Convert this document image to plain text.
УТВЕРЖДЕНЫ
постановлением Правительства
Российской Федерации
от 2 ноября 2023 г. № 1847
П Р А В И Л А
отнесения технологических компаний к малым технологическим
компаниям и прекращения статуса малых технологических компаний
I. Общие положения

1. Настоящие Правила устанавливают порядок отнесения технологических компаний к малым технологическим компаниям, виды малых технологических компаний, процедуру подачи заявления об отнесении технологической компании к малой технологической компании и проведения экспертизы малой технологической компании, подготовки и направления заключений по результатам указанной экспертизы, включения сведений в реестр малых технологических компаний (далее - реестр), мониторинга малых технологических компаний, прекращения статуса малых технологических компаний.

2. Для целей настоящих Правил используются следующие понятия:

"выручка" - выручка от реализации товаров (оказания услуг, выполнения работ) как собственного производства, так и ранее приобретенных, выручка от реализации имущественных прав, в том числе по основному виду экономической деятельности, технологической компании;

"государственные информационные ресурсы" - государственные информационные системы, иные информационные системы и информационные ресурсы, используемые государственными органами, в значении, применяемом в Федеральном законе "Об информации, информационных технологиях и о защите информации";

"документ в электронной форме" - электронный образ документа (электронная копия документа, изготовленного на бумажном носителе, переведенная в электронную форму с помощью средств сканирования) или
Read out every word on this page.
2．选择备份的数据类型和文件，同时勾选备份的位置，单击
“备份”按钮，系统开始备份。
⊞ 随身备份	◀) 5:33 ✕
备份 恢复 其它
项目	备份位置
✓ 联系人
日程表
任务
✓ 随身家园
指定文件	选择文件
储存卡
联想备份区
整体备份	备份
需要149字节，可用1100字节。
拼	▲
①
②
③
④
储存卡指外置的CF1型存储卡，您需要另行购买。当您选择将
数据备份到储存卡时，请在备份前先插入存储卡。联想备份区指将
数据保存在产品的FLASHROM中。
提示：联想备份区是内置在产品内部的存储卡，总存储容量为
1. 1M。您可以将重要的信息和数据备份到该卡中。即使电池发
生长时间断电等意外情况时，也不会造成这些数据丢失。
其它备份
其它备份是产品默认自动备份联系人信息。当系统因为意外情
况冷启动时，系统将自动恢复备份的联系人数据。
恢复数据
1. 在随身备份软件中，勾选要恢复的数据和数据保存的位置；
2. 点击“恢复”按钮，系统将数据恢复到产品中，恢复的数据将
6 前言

*SHORT PROBLEM*
Print the material verbatim, all of it.

*WRITTEN RESPONSE*
Convert this document image to plain text.
УТВЕРЖДЕНЫ
постановлением Правительства
Российской Федерации
от 2 ноября 2023 г. № 1847
П Р А В И Л А
отнесения технологических компаний к малым технологическим
компаниям и прекращения статуса малых технологических компаний
I. Общие положения

1. Настоящие Правила устанавливают порядок отнесения технологических компаний к малым технологическим компаниям, виды малых технологических компаний, процедуру подачи заявления об отнесении технологической компании к малой технологической компании и проведения экспертизы малой технологической компании, подготовки и направления заключений по результатам указанной экспертизы, включения сведений в реестр малых технологических компаний (далее - реестр), мониторинга малых технологических компаний, прекращения статуса малых технологических компаний.

2. Для целей настоящих Правил используются следующие понятия:

"выручка" - выручка от реализации товаров (оказания услуг, выполнения работ) как собственного производства, так и ранее приобретенных, выручка от реализации имущественных прав, в том числе по основному виду экономической деятельности, технологической компании;

"государственные информационные ресурсы" - государственные информационные системы, иные информационные системы и информационные ресурсы, используемые государственными органами, в значении, применяемом в Федеральном законе "Об информации, информационных технологиях и о защите информации";

"документ в электронной форме" - электронный образ документа (электронная копия документа, изготовленного на бумажном носителе, переведенная в электронную форму с помощью средств сканирования) или
Read out every word on this page.
2．选择备份的数据类型和文件，同时勾选备份的位置，单击
“备份”按钮，系统开始备份。
⊞ 随身备份	◀) 5:33 ✕
备份 恢复 其它
项目	备份位置
✓ 联系人
日程表
任务
✓ 随身家园
指定文件	选择文件
储存卡
联想备份区
整体备份	备份
需要149字节，可用1100字节。
拼	▲
①
②
③
④
储存卡指外置的CF1型存储卡，您需要另行购买。当您选择将
数据备份到储存卡时，请在备份前先插入存储卡。联想备份区指将
数据保存在产品的FLASHROM中。
提示：联想备份区是内置在产品内部的存储卡，总存储容量为
1. 1M。您可以将重要的信息和数据备份到该卡中。即使电池发
生长时间断电等意外情况时，也不会造成这些数据丢失。
其它备份
其它备份是产品默认自动备份联系人信息。当系统因为意外情
况冷启动时，系统将自动恢复备份的联系人数据。
恢复数据
1. 在随身备份软件中，勾选要恢复的数据和数据保存的位置；
2. 点击“恢复”按钮，系统将数据恢复到产品中，恢复的数据将
6 前言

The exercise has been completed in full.